According to the lecture excerpt below, what is time?

EXTRACTED TEXT -
------------

That's what's remarkable about all this mest, it is much realer than any thetan thinks it is, and it isn't real at all. See, he's got to go up through the band of its tremendous reality, and only then he's getting up to a level of certainty where he can put up more barriers. Then you ask a thetan to dispense of all of his barriers? Oh, no! Hm-mm! There's things like privacy, there's things like this, things like that.

A lot of people are engaged totally in maintaining a distance. They use their words, they use their gestures and so forth, to maintain a distance. Such a case, you say, "All right, now what is your zone of occlusion?"

The fellow says, "What do you mean?"

And you say, "Well, how far don't you see away from you? Where can you put a mock-up up?" something of that sort.

"I don't know," he'll say, "there seems to be some kind of — if this is what you're talking about, there seems to be a sort of a shell out here, right out here."

And if you'll notice, it's just at his fingertips, see. He knows he can shove something away that close to him, you see? But something that's three inches further out, he can't do it. So his zone of occlusion is actually the motion of his arm. And you ask somebody to trace it out — it comes right straight in up against his back; he can't reach back there. That is not an ordinary case, that's a case that's pretty far down on causation. He can't, in other words, cause a repulsion or create a space wider than that. See, he's lost further ability to do so.

Space is a viewpoint of dimension. It doesn't exist without a viewpoint. The problem of space was not solved in physics and is not even defined in physics. This is — ordinarily and routinely says that it is a problem of psychology. And psychology didn't solve it and so, more or less, isn't here. Find psychology is a perishing (quote) "science" (unquote). Why? It had two basic things it had to solve in order to resolve the human mind, and one of them was time and the other was space.

Time is the co-motion of particles — planned co-motion of particles. That you're in agreement with other people on how these particles are moving is fabulous. I mean, that's — you agree that the particles move in such a way and they do. And you go on.

------------

EXCERPTED RECORDS -
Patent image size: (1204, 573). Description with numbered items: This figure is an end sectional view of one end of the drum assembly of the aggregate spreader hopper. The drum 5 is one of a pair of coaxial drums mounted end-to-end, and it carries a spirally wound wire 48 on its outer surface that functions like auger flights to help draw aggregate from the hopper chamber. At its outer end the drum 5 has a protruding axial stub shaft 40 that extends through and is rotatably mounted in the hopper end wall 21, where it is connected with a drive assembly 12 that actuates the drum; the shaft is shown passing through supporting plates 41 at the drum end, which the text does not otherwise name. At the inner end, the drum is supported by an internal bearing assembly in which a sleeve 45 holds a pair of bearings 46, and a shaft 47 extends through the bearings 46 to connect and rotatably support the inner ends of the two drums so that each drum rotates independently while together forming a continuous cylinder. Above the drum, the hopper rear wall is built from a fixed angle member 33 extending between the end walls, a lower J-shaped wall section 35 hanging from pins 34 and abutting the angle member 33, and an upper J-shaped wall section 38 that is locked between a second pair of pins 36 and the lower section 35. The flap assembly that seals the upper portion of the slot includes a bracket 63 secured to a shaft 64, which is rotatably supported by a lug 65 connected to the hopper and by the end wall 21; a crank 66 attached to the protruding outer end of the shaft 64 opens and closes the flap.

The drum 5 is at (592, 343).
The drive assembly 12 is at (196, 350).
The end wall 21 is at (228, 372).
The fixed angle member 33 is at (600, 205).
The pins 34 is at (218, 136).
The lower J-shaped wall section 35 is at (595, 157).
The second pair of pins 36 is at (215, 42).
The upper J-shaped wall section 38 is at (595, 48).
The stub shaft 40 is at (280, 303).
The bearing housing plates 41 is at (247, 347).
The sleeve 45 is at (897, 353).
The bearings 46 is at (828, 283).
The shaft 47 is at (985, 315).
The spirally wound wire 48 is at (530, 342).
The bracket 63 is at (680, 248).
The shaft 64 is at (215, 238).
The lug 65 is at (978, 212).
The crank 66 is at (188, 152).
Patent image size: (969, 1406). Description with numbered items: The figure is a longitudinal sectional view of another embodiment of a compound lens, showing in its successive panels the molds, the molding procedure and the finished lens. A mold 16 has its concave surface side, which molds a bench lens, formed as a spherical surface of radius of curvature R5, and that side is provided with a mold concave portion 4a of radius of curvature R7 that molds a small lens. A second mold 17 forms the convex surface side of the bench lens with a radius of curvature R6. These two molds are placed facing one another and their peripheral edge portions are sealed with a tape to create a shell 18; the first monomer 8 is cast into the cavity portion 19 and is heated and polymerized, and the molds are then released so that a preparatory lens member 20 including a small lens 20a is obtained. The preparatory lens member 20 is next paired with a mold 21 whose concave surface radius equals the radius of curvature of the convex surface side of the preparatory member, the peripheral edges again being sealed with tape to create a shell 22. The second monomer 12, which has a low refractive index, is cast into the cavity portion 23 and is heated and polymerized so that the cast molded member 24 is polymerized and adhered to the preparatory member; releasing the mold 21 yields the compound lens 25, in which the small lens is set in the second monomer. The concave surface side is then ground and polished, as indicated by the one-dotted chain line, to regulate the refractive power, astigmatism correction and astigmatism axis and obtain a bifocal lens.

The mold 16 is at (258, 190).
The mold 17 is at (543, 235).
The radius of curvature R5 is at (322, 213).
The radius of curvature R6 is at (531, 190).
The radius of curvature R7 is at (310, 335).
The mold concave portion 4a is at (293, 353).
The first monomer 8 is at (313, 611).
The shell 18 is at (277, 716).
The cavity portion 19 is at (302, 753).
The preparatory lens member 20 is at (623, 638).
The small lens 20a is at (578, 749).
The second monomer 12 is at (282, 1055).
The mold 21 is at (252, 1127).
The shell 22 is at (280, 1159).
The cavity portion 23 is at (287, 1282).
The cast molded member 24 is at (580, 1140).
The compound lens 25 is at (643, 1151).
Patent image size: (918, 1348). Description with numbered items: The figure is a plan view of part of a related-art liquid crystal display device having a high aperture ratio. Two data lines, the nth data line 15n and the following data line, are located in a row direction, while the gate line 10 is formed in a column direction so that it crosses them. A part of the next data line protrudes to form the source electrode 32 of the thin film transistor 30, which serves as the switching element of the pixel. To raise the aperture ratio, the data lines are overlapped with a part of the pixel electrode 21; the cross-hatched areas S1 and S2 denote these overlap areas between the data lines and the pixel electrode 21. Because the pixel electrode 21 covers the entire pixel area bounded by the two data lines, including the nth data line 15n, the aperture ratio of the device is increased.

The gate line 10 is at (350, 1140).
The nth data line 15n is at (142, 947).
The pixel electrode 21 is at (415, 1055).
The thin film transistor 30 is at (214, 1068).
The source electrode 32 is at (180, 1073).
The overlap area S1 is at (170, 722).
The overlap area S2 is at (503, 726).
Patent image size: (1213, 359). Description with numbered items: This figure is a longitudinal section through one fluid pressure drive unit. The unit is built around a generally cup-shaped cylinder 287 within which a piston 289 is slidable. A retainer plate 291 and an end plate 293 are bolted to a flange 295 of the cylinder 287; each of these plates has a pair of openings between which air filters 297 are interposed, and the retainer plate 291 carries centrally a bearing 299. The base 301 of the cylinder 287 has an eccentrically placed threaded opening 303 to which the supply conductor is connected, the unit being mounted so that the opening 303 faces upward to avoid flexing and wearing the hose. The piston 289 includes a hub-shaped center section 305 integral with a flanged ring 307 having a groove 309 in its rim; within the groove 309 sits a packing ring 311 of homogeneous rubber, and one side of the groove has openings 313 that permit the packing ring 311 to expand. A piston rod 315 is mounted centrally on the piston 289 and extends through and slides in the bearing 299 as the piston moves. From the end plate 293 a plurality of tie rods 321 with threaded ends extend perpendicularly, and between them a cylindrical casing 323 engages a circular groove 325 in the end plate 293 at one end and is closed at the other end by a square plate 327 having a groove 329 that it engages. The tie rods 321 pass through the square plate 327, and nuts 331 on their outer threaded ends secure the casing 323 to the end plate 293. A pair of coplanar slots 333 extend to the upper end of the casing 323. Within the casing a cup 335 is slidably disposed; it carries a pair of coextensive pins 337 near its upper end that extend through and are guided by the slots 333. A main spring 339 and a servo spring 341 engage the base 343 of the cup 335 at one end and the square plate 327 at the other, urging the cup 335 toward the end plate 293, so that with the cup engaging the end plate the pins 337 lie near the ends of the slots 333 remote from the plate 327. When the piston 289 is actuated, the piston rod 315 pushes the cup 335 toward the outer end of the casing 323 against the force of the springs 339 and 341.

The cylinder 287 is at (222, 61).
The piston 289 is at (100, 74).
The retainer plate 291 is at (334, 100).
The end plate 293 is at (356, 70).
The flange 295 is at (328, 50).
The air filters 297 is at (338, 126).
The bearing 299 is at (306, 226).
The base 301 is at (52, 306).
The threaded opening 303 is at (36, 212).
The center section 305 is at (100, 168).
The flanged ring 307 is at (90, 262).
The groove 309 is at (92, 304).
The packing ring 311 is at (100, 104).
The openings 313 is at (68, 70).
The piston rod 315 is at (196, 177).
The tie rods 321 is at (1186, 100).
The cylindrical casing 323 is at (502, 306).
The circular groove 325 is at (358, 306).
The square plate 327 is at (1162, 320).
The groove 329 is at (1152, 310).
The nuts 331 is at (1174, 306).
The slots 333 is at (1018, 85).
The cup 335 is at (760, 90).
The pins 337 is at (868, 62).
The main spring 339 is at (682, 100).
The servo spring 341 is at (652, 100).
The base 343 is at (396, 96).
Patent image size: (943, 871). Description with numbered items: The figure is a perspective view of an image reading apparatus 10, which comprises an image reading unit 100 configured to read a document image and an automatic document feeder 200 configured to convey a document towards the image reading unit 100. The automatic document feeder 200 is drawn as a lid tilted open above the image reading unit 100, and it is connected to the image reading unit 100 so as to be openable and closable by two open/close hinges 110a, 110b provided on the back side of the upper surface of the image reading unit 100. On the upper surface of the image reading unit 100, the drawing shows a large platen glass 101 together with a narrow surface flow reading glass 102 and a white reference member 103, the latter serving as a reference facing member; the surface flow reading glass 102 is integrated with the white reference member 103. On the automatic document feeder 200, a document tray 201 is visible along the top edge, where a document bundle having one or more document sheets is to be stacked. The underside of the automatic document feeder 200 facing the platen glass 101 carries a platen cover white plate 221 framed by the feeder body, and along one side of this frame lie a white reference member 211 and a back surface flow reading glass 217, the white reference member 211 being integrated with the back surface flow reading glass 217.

------------

SOLUTION - Time is the co-motion of particles, more exactly the planned co-motion of particles.